» **Exercise objective**
Copy the rows below word for word, from the first row through the row containing "data-point <box>340 1067 352 1079</box>", including both.

» **Listed entries**

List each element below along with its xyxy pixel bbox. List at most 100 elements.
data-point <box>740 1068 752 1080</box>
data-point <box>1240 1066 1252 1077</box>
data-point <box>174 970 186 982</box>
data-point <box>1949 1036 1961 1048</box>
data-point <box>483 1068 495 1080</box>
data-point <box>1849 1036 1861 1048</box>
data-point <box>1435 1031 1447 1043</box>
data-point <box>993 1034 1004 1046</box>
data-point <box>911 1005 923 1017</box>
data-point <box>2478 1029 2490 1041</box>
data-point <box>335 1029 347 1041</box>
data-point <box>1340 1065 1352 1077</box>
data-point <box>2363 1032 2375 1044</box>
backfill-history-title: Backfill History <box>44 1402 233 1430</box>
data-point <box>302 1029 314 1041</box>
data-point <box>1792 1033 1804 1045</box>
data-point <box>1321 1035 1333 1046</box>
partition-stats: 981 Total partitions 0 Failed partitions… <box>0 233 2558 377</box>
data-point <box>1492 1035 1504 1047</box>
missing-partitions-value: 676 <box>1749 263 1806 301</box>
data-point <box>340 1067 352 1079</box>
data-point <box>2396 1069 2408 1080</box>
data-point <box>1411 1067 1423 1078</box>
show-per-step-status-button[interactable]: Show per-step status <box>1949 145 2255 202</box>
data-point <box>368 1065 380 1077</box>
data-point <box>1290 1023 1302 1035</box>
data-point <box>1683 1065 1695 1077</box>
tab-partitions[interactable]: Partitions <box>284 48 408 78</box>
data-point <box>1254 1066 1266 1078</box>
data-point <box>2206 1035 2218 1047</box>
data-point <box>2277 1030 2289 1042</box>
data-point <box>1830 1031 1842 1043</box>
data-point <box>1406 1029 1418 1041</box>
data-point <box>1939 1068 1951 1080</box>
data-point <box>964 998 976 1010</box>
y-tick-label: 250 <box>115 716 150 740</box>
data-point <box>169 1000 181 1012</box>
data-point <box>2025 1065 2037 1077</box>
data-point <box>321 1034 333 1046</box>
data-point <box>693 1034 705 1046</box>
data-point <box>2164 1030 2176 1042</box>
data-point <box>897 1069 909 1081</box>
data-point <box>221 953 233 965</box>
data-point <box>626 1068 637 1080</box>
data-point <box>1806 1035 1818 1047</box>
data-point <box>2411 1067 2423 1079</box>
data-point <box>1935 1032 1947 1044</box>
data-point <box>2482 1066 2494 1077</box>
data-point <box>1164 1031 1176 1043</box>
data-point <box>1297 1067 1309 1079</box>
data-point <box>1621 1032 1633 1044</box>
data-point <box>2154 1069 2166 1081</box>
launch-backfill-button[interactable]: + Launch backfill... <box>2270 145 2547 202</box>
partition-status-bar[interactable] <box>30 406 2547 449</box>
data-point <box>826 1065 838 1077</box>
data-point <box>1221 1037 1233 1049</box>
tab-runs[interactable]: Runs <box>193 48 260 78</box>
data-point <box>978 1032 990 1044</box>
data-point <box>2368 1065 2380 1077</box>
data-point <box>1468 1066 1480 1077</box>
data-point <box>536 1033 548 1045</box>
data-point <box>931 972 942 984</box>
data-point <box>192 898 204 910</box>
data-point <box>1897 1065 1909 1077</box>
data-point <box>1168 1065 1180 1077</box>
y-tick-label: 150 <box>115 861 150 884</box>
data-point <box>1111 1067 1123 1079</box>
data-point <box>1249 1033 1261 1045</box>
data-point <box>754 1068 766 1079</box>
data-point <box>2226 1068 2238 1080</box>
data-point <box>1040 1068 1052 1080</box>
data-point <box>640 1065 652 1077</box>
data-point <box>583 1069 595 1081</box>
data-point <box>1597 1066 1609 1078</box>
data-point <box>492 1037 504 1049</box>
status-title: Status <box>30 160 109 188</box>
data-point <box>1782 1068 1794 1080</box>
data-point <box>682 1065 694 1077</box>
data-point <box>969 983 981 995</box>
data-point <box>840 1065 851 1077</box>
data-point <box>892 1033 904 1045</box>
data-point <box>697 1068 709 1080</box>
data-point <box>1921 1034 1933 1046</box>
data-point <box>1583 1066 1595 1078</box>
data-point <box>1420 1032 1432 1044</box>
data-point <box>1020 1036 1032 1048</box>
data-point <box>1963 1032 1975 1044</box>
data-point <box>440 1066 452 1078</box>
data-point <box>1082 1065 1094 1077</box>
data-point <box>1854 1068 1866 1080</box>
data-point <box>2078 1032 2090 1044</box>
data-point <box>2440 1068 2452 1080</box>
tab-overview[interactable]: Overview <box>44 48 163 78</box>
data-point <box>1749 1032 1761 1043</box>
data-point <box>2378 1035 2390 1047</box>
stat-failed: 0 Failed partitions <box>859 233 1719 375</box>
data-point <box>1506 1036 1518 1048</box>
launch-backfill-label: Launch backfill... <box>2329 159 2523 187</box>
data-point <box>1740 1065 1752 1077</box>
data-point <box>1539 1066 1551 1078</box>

» **Response to this exercise**
List each element below along with its xyxy pixel bbox. List at most 100 elements.
data-point <box>740 1068 752 1080</box>
data-point <box>1240 1066 1252 1077</box>
data-point <box>174 970 186 982</box>
data-point <box>1949 1036 1961 1048</box>
data-point <box>483 1068 495 1080</box>
data-point <box>1849 1036 1861 1048</box>
data-point <box>1435 1031 1447 1043</box>
data-point <box>993 1034 1004 1046</box>
data-point <box>911 1005 923 1017</box>
data-point <box>2478 1029 2490 1041</box>
data-point <box>335 1029 347 1041</box>
data-point <box>1340 1065 1352 1077</box>
data-point <box>2363 1032 2375 1044</box>
backfill-history-title: Backfill History <box>44 1402 233 1430</box>
data-point <box>302 1029 314 1041</box>
data-point <box>1792 1033 1804 1045</box>
data-point <box>1321 1035 1333 1046</box>
partition-stats: 981 Total partitions 0 Failed partitions… <box>0 233 2558 377</box>
data-point <box>1492 1035 1504 1047</box>
missing-partitions-value: 676 <box>1749 263 1806 301</box>
data-point <box>340 1067 352 1079</box>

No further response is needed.